#### WHAT TO PRODUCE:
Pull out each line of the records holding the string "RLTCF".

#### GIVEN INFORMATION:
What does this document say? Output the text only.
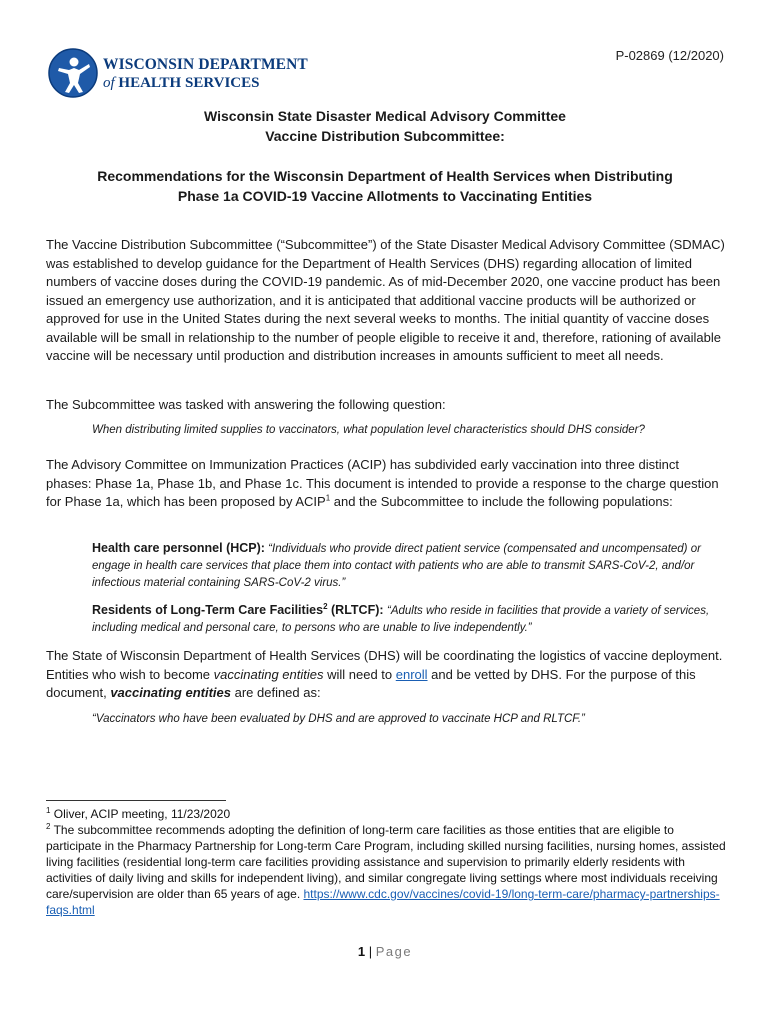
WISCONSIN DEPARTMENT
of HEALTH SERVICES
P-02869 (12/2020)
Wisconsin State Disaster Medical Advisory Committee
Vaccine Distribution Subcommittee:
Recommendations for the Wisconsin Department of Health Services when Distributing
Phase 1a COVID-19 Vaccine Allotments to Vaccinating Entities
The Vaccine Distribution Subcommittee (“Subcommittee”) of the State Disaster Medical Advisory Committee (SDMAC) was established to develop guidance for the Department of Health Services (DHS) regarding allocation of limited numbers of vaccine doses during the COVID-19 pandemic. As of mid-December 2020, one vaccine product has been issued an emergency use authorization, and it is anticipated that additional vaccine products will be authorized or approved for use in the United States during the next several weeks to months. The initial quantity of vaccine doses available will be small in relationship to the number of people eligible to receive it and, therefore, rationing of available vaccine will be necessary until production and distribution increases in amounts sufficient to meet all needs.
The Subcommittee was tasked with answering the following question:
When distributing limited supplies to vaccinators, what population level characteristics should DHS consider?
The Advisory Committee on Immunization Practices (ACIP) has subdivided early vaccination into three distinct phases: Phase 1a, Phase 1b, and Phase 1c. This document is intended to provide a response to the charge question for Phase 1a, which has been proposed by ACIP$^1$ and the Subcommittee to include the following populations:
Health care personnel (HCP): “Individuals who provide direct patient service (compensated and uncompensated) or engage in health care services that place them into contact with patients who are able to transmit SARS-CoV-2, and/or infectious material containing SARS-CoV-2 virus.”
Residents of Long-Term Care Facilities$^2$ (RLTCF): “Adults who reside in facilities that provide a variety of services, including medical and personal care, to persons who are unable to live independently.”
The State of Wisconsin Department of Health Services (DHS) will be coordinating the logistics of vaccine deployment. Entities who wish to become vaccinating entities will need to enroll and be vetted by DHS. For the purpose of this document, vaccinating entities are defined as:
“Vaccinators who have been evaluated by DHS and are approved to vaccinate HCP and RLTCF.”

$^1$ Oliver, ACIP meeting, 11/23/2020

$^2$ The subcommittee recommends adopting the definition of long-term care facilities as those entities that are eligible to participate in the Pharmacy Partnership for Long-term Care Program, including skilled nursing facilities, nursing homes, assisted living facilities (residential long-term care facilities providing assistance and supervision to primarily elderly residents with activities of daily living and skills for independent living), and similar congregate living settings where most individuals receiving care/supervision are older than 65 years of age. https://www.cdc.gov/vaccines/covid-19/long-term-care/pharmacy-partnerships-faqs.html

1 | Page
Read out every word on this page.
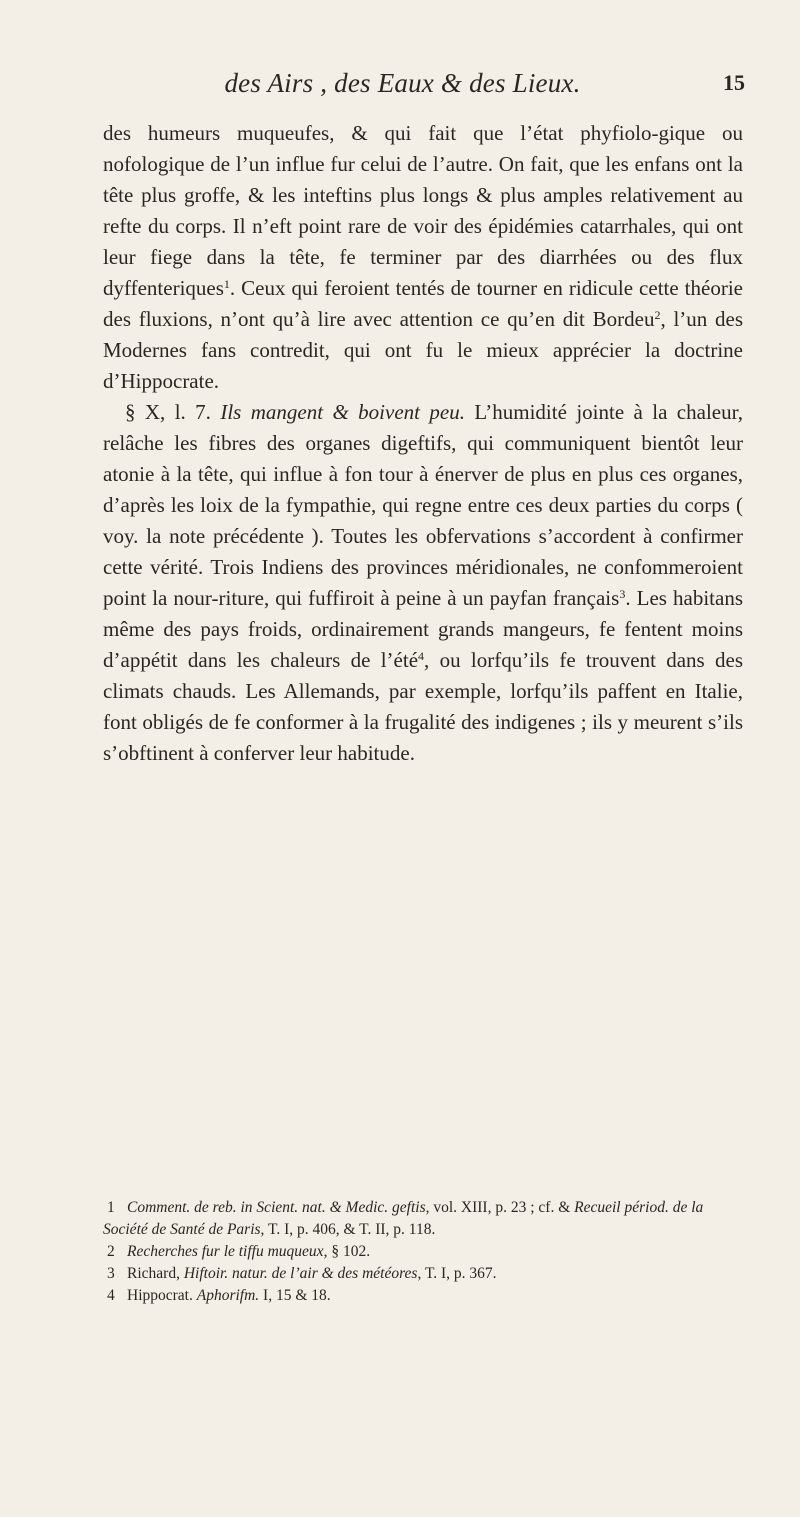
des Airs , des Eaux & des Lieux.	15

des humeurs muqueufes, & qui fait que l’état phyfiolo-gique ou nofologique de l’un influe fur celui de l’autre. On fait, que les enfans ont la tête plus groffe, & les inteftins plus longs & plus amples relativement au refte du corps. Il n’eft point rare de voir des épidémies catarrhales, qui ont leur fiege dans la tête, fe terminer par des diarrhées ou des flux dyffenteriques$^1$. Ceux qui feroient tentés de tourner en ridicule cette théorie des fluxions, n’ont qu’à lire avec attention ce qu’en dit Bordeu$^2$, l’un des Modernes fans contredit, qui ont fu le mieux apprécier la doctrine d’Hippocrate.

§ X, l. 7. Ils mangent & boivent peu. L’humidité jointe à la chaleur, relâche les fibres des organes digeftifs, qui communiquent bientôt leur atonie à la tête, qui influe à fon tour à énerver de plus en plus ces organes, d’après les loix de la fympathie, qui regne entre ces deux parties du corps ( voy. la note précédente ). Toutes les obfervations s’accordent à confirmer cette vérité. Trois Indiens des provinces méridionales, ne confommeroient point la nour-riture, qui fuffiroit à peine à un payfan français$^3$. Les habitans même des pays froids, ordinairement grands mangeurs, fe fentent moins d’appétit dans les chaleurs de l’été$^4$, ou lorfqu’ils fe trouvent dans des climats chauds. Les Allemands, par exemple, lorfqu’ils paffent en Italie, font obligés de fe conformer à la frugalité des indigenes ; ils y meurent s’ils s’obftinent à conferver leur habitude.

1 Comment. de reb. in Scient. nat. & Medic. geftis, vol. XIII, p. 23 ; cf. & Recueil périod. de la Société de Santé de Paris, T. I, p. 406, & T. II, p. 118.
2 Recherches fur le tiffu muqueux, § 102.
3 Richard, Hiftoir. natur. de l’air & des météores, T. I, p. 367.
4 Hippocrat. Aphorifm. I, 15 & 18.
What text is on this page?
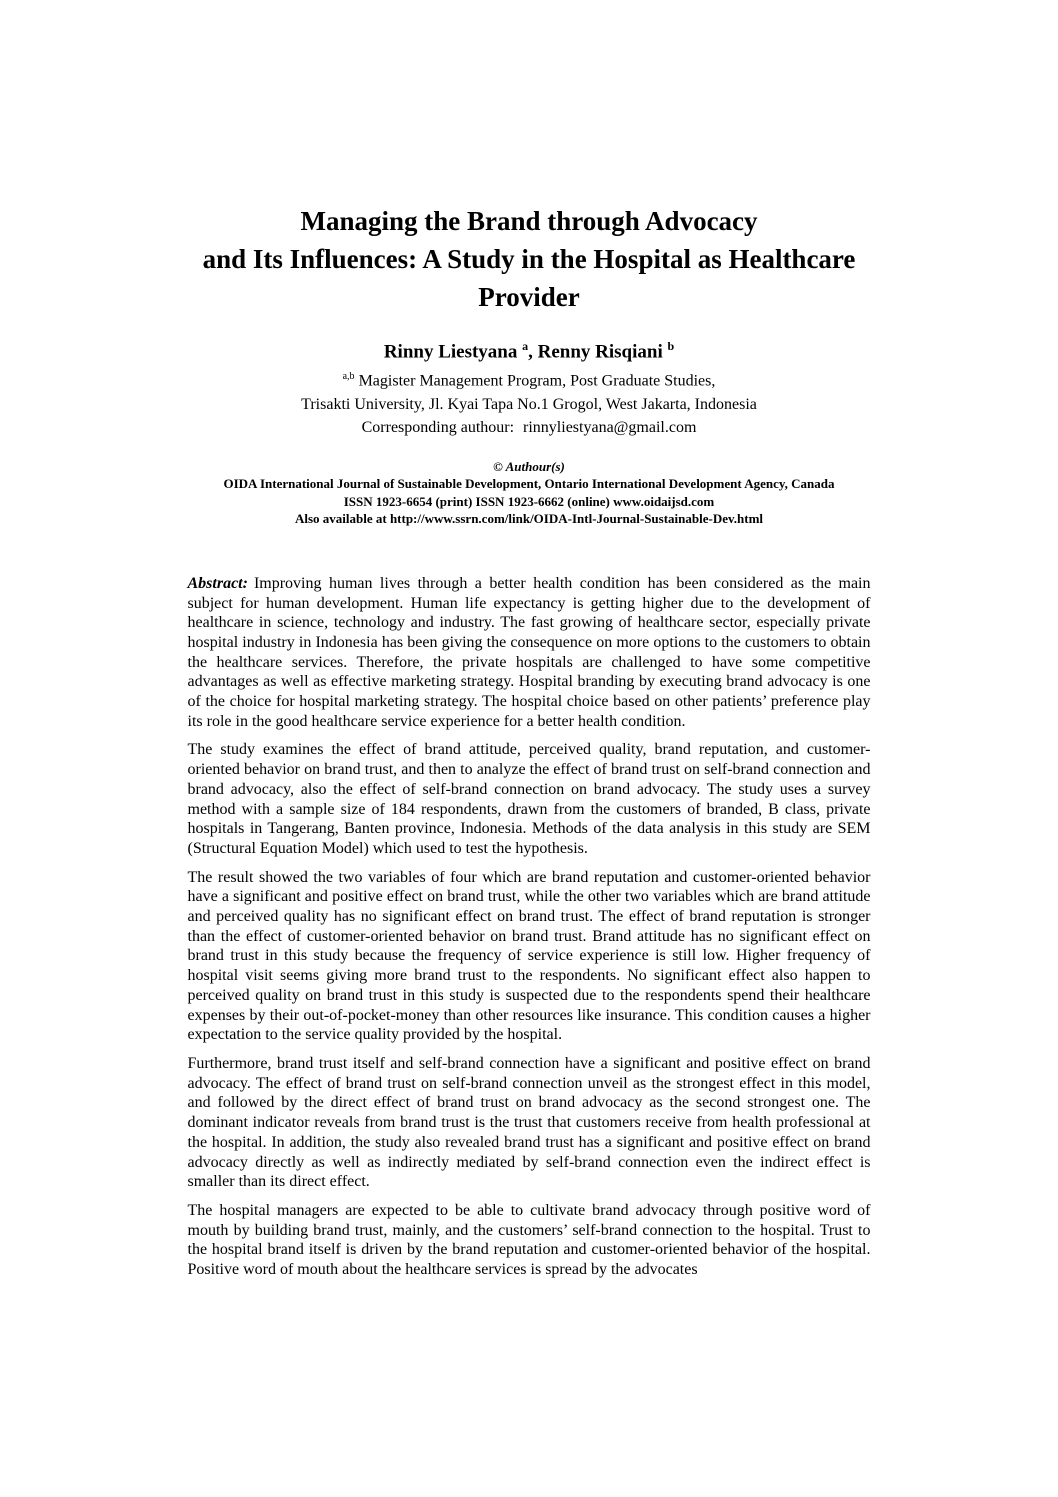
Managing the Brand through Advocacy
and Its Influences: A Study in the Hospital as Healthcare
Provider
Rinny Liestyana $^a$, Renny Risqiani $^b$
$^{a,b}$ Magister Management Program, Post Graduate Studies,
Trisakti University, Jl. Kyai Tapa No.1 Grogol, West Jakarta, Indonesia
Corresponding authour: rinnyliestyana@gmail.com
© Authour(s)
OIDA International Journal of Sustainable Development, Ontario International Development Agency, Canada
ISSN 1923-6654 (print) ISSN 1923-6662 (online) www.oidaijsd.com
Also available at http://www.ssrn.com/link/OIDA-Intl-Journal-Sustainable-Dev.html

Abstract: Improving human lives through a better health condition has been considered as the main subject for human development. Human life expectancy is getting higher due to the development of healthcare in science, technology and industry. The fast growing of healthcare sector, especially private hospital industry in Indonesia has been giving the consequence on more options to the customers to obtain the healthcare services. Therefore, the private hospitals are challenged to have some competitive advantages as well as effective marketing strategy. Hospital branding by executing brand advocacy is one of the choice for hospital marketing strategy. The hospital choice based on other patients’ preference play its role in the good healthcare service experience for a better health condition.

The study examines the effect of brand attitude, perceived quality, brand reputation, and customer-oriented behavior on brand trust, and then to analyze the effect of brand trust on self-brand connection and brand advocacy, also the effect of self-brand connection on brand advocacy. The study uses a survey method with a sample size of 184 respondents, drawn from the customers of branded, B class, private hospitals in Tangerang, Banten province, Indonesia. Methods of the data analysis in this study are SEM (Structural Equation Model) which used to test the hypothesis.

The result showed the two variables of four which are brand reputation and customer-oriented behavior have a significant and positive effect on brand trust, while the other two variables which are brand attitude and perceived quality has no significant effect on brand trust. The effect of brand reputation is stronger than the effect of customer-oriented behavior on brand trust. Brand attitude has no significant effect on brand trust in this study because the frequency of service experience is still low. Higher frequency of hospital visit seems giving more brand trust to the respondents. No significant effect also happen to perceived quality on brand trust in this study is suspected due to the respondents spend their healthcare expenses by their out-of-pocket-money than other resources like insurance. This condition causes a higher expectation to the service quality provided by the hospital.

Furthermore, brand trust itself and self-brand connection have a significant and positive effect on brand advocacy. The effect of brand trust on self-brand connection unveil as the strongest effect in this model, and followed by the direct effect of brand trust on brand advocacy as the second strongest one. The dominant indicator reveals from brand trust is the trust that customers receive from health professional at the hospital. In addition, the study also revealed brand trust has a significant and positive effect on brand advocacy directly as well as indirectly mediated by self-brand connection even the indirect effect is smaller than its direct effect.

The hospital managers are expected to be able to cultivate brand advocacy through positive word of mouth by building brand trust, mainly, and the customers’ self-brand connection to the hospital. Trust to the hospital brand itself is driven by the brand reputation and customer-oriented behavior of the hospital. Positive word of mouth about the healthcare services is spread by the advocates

#### REPLY:
Residents of Long-Term Care Facilities$^2$ (RLTCF): “Adults who reside in facilities that provide a variety of services, including medical and personal care, to persons who are unable to live independently.”
“Vaccinators who have been evaluated by DHS and are approved to vaccinate HCP and RLTCF.”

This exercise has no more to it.